Starting at the line that contains "What does this", retype each line to the end of the listing below. Include both ends, but not the pictures.

◆ **Listed records**:
********************
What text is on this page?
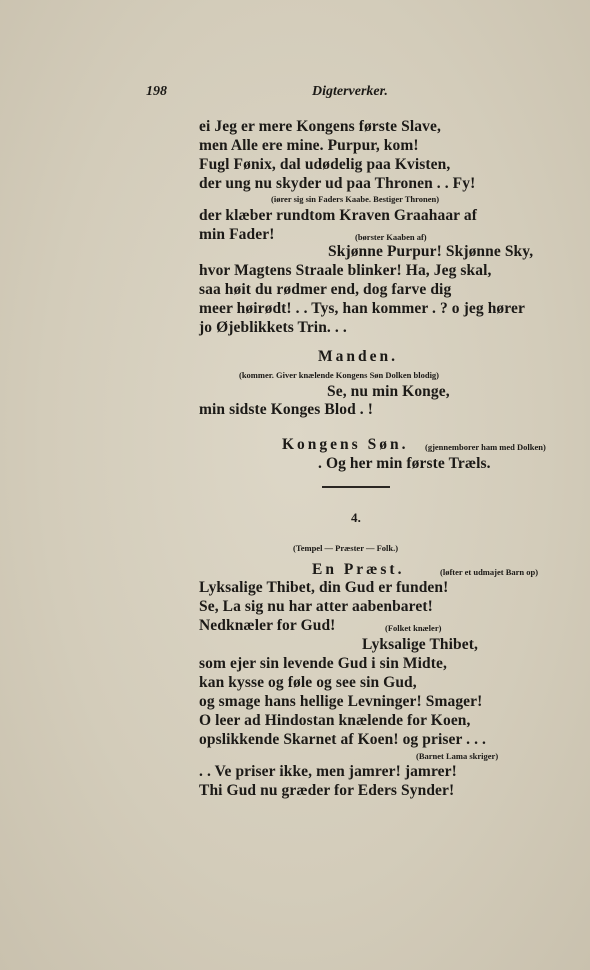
198	Digterverker.
ei Jeg er mere Kongens første Slave,
men Alle ere mine. Purpur, kom!
Fugl Fønix, dal udødelig paa Kvisten,
der ung nu skyder ud paa Thronen . . Fy!
(iører sig sin Faders Kaabe. Bestiger Thronen)
der klæber rundtom Kraven Graahaar af
min Fader!	(børster Kaaben af)
Skjønne Purpur! Skjønne Sky,
hvor Magtens Straale blinker! Ha, Jeg skal,
saa høit du rødmer end, dog farve dig
meer høirødt! . . Tys, han kommer . ? o jeg hører
jo Øjeblikkets Trin. . .
Manden.
(kommer. Giver knælende Kongens Søn Dolken blodig)
Se, nu min Konge,
min sidste Konges Blod . !
Kongens Søn. (gjennemborer ham med Dolken)
. Og her min første Træls.
4.
(Tempel — Præster — Folk.)
En Præst.	(løfter et udmajet Barn op)
Lyksalige Thibet, din Gud er funden!
Se, La sig nu har atter aabenbaret!
Nedknæler for Gud!	(Folket knæler)
Lyksalige Thibet,
som ejer sin levende Gud i sin Midte,
kan kysse og føle og see sin Gud,
og smage hans hellige Levninger! Smager!
O leer ad Hindostan knælende for Koen,
opslikkende Skarnet af Koen! og priser . . .
(Barnet Lama skriger)
. . Ve priser ikke, men jamrer! jamrer!
Thi Gud nu græder for Eders Synder!
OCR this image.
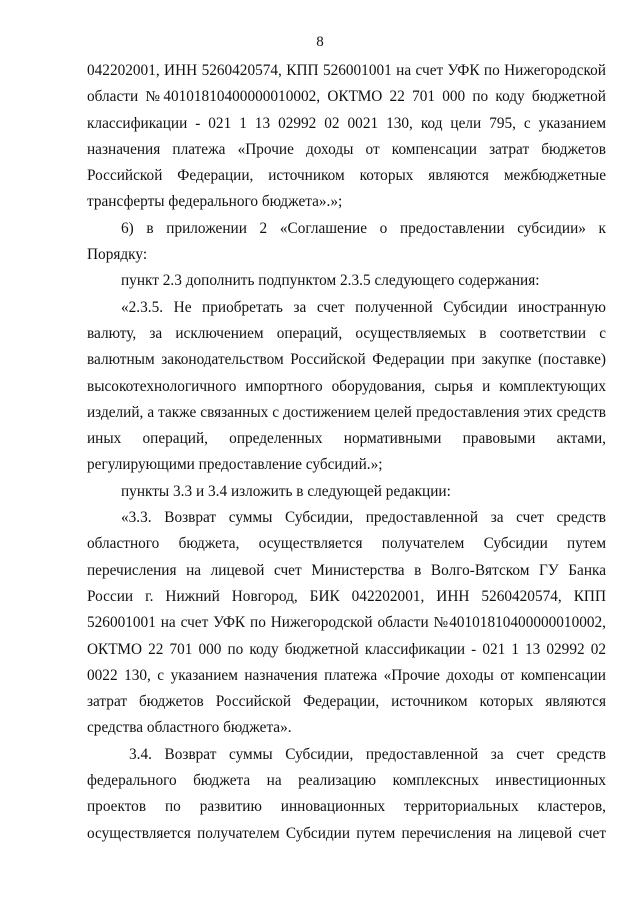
8
042202001, ИНН 5260420574, КПП 526001001 на счет УФК по Нижегородской
области №40101810400000010002, ОКТМО 22 701 000 по коду бюджетной
классификации - 021 1 13 02992 02 0021 130, код цели 795, с указанием
назначения платежа «Прочие доходы от компенсации затрат бюджетов
Российской Федерации, источником которых являются межбюджетные
трансферты федерального бюджета».»;
6) в приложении 2 «Соглашение о предоставлении субсидии» к
Порядку:
пункт 2.3 дополнить подпунктом 2.3.5 следующего содержания:
«2.3.5. Не приобретать за счет полученной Субсидии иностранную
валюту, за исключением операций, осуществляемых в соответствии с
валютным законодательством Российской Федерации при закупке (поставке)
высокотехнологичного импортного оборудования, сырья и комплектующих
изделий, а также связанных с достижением целей предоставления этих средств
иных операций, определенных нормативными правовыми актами,
регулирующими предоставление субсидий.»;
пункты 3.3 и 3.4 изложить в следующей редакции:
«3.3. Возврат суммы Субсидии, предоставленной за счет средств
областного бюджета, осуществляется получателем Субсидии путем
перечисления на лицевой счет Министерства в Волго-Вятском ГУ Банка
России г. Нижний Новгород, БИК 042202001, ИНН 5260420574, КПП
526001001 на счет УФК по Нижегородской области №40101810400000010002,
ОКТМО 22 701 000 по коду бюджетной классификации - 021 1 13 02992 02
0022 130, с указанием назначения платежа «Прочие доходы от компенсации
затрат бюджетов Российской Федерации, источником которых являются
средства областного бюджета».
3.4. Возврат суммы Субсидии, предоставленной за счет средств
федерального бюджета на реализацию комплексных инвестиционных
проектов по развитию инновационных территориальных кластеров,
осуществляется получателем Субсидии путем перечисления на лицевой счет
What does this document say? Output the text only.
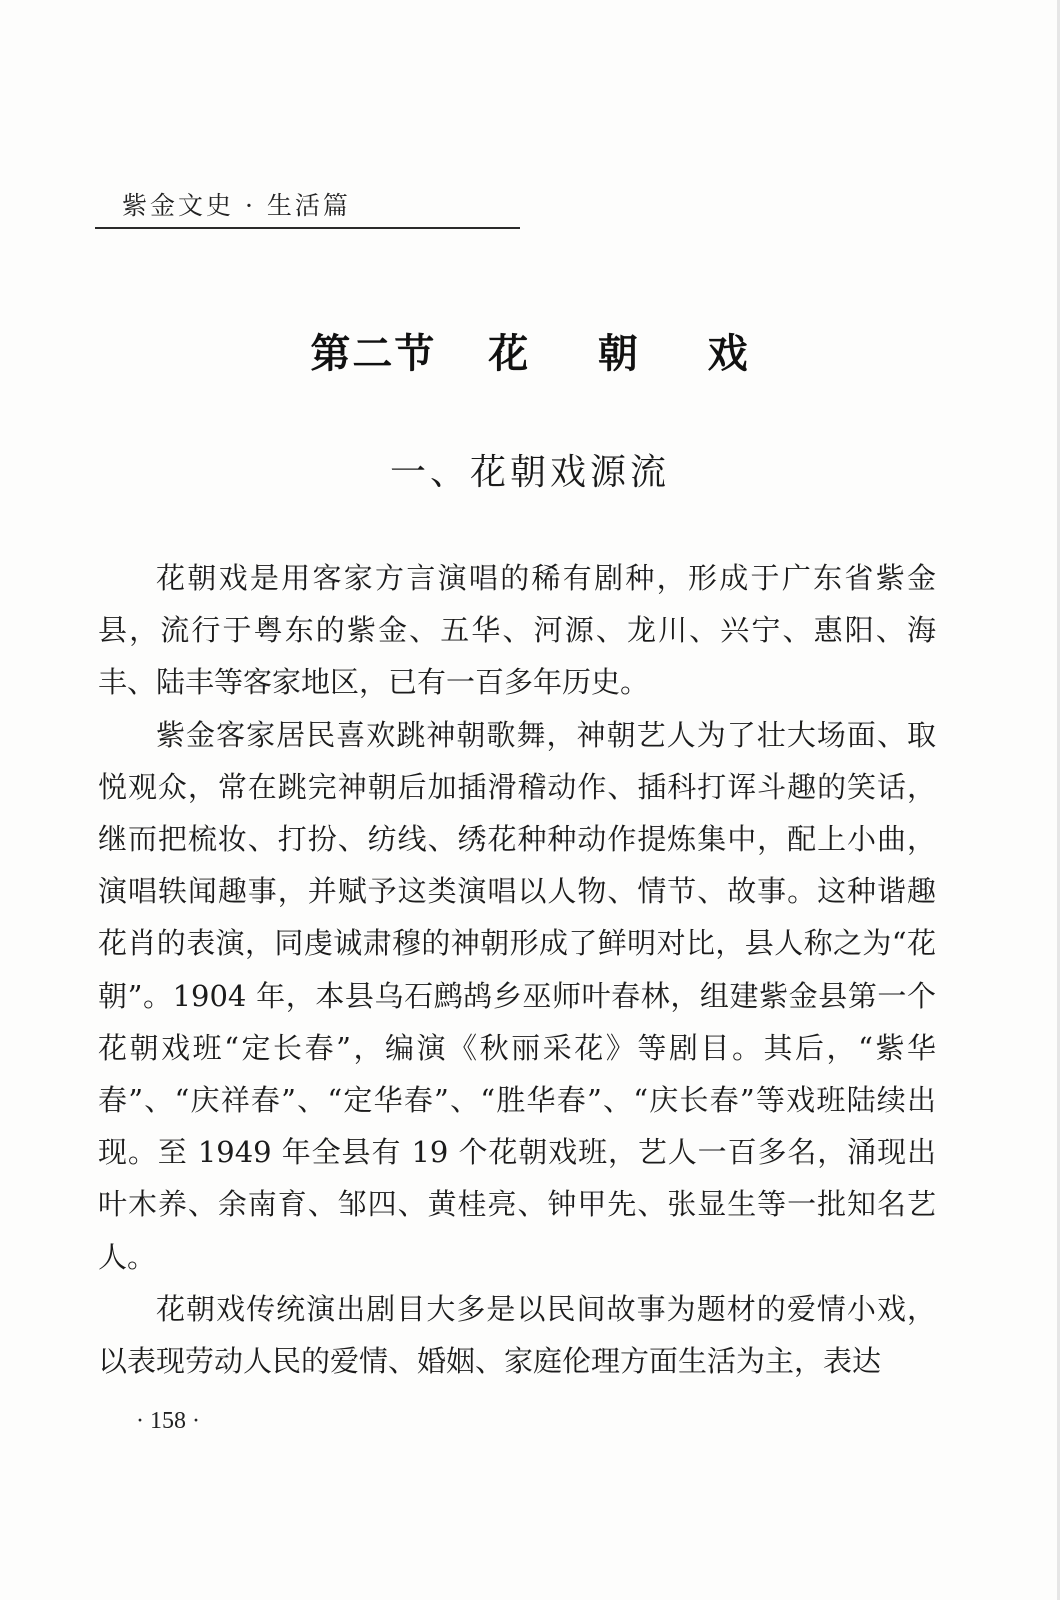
紫金文史 · 生活篇
第二节 花 朝 戏
一、花朝戏源流

花朝戏是用客家方言演唱的稀有剧种，形成于广东省紫金县，流行于粤东的紫金、五华、河源、龙川、兴宁、惠阳、海丰、陆丰等客家地区，已有一百多年历史。

紫金客家居民喜欢跳神朝歌舞，神朝艺人为了壮大场面、取悦观众，常在跳完神朝后加插滑稽动作、插科打诨斗趣的笑话，继而把梳妆、打扮、纺线、绣花种种动作提炼集中，配上小曲，演唱轶闻趣事，并赋予这类演唱以人物、情节、故事。这种谐趣花肖的表演，同虔诚肃穆的神朝形成了鲜明对比，县人称之为“花朝”。1904 年，本县乌石鹧鸪乡巫师叶春林，组建紫金县第一个花朝戏班“定长春”，编演《秋丽采花》等剧目。其后，“紫华春”、“庆祥春”、“定华春”、“胜华春”、“庆长春”等戏班陆续出现。至 1949 年全县有 19 个花朝戏班，艺人一百多名，涌现出叶木养、余南育、邹四、黄桂亮、钟甲先、张显生等一批知名艺人。

花朝戏传统演出剧目大多是以民间故事为题材的爱情小戏，以表现劳动人民的爱情、婚姻、家庭伦理方面生活为主，表达

· 158 ·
********************
◆ **Result of this exercise**:
What does this document say? Output the text only.
紫金文史 · 生活篇
第二节 花 朝 戏
一、花朝戏源流

花朝戏是用客家方言演唱的稀有剧种，形成于广东省紫金县，流行于粤东的紫金、五华、河源、龙川、兴宁、惠阳、海丰、陆丰等客家地区，已有一百多年历史。

紫金客家居民喜欢跳神朝歌舞，神朝艺人为了壮大场面、取悦观众，常在跳完神朝后加插滑稽动作、插科打诨斗趣的笑话，继而把梳妆、打扮、纺线、绣花种种动作提炼集中，配上小曲，演唱轶闻趣事，并赋予这类演唱以人物、情节、故事。这种谐趣花肖的表演，同虔诚肃穆的神朝形成了鲜明对比，县人称之为“花朝”。1904 年，本县乌石鹧鸪乡巫师叶春林，组建紫金县第一个花朝戏班“定长春”，编演《秋丽采花》等剧目。其后，“紫华春”、“庆祥春”、“定华春”、“胜华春”、“庆长春”等戏班陆续出现。至 1949 年全县有 19 个花朝戏班，艺人一百多名，涌现出叶木养、余南育、邹四、黄桂亮、钟甲先、张显生等一批知名艺人。

花朝戏传统演出剧目大多是以民间故事为题材的爱情小戏，以表现劳动人民的爱情、婚姻、家庭伦理方面生活为主，表达

· 158 ·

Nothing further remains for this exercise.